▸ Task details
Omit every picture while repeating the entries exactly.

▸ Information shown
--------------------------------------------------

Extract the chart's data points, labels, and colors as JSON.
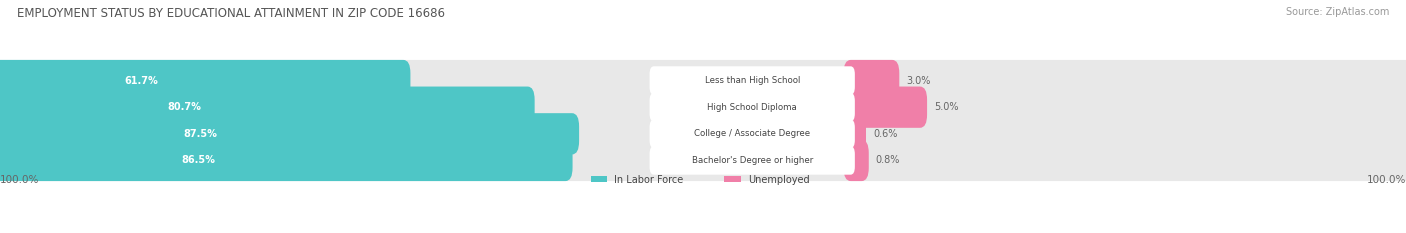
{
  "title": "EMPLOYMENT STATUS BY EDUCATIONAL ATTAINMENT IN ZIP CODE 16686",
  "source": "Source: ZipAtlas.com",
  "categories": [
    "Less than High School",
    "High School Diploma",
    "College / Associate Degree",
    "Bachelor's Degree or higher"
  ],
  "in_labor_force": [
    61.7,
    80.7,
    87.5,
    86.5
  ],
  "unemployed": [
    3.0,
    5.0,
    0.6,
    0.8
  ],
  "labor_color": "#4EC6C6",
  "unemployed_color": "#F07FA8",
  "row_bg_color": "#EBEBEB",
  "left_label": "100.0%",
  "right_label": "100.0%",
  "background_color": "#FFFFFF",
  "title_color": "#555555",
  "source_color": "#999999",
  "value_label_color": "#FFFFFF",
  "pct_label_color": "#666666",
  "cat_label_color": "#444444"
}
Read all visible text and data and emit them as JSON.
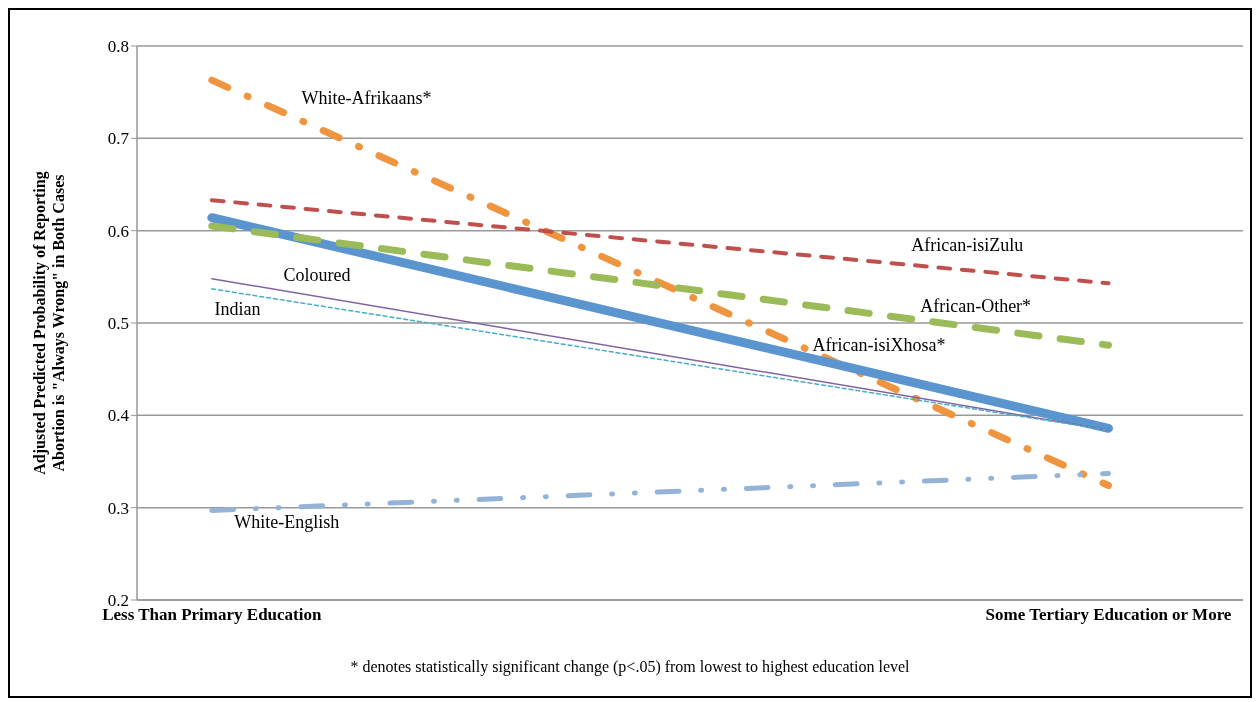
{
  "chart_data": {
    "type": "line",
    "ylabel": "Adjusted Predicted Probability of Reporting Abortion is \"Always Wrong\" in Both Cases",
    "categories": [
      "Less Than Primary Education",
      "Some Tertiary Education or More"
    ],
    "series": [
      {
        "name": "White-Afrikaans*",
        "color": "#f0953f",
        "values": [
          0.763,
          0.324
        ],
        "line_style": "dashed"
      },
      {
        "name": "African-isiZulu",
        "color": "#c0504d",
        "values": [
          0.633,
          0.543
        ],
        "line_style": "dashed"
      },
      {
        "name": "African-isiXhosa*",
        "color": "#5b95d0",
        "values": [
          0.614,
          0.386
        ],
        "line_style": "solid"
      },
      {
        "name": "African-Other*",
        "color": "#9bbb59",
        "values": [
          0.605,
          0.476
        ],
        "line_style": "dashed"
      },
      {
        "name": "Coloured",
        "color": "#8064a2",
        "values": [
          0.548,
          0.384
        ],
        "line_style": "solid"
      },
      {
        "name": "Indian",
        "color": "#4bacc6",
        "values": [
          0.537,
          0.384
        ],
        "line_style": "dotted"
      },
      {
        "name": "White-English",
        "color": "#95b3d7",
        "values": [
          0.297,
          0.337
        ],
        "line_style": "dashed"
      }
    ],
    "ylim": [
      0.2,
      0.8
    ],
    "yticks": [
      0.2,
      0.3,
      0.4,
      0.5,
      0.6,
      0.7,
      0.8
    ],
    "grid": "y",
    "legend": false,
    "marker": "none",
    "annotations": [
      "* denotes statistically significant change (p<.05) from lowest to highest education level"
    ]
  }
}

--------------------------------------------------

▸ Response to this task
Extract the chart's data points, labels, and colors as JSON.
{
  "title": "EMPLOYMENT STATUS BY EDUCATIONAL ATTAINMENT IN ZIP CODE 16686",
  "source": "Source: ZipAtlas.com",
  "categories": [
    "Less than High School",
    "High School Diploma",
    "College / Associate Degree",
    "Bachelor's Degree or higher"
  ],
  "in_labor_force": [
    61.7,
    80.7,
    87.5,
    86.5
  ],
  "unemployed": [
    3.0,
    5.0,
    0.6,
    0.8
  ],
  "labor_color": "#4EC6C6",
  "unemployed_color": "#F07FA8",
  "row_bg_color": "#EBEBEB",
  "left_label": "100.0%",
  "right_label": "100.0%",
  "background_color": "#FFFFFF",
  "title_color": "#555555",
  "source_color": "#999999",
  "value_label_color": "#FFFFFF",
  "pct_label_color": "#666666",
  "cat_label_color": "#444444"
}
Read all visible text and data and emit them as JSON.
{
  "chart_data": {
    "type": "line",
    "ylabel": "Adjusted Predicted Probability of Reporting Abortion is \"Always Wrong\" in Both Cases",
    "categories": [
      "Less Than Primary Education",
      "Some Tertiary Education or More"
    ],
    "series": [
      {
        "name": "White-Afrikaans*",
        "color": "#f0953f",
        "values": [
          0.763,
          0.324
        ],
        "line_style": "dashed"
      },
      {
        "name": "African-isiZulu",
        "color": "#c0504d",
        "values": [
          0.633,
          0.543
        ],
        "line_style": "dashed"
      },
      {
        "name": "African-isiXhosa*",
        "color": "#5b95d0",
        "values": [
          0.614,
          0.386
        ],
        "line_style": "solid"
      },
      {
        "name": "African-Other*",
        "color": "#9bbb59",
        "values": [
          0.605,
          0.476
        ],
        "line_style": "dashed"
      },
      {
        "name": "Coloured",
        "color": "#8064a2",
        "values": [
          0.548,
          0.384
        ],
        "line_style": "solid"
      },
      {
        "name": "Indian",
        "color": "#4bacc6",
        "values": [
          0.537,
          0.384
        ],
        "line_style": "dotted"
      },
      {
        "name": "White-English",
        "color": "#95b3d7",
        "values": [
          0.297,
          0.337
        ],
        "line_style": "dashed"
      }
    ],
    "ylim": [
      0.2,
      0.8
    ],
    "yticks": [
      0.2,
      0.3,
      0.4,
      0.5,
      0.6,
      0.7,
      0.8
    ],
    "grid": "y",
    "legend": false,
    "marker": "none",
    "annotations": [
      "* denotes statistically significant change (p<.05) from lowest to highest education level"
    ]
  }
}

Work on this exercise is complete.